• INSTRUCTION
Identify all lines in the listing that include the word "Nubes", and copy them out.

• INFORMATION SUPPLIED
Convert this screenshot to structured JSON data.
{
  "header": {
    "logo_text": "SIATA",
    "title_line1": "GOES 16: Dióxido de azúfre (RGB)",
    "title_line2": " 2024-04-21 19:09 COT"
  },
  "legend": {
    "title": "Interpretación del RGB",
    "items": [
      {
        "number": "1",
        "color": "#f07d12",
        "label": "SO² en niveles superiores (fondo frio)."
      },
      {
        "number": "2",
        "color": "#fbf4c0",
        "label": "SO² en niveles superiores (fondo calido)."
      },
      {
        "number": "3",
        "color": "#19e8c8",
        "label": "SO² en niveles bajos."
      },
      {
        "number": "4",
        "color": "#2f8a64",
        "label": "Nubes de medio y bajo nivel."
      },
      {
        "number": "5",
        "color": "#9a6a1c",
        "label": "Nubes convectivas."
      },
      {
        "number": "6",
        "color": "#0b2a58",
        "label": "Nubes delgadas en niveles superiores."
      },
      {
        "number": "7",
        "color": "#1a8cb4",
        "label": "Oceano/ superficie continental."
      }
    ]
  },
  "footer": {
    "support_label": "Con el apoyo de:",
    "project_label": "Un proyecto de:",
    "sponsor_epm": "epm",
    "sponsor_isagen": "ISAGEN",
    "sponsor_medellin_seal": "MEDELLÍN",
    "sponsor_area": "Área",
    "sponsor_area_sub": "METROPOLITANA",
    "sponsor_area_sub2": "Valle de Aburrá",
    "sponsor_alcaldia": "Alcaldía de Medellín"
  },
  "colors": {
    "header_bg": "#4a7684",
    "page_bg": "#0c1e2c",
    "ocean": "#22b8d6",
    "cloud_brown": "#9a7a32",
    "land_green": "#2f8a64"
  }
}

• RESULT
        "label": "Nubes de medio y bajo nivel."
        "label": "Nubes convectivas."
        "label": "Nubes delgadas en niveles superiores."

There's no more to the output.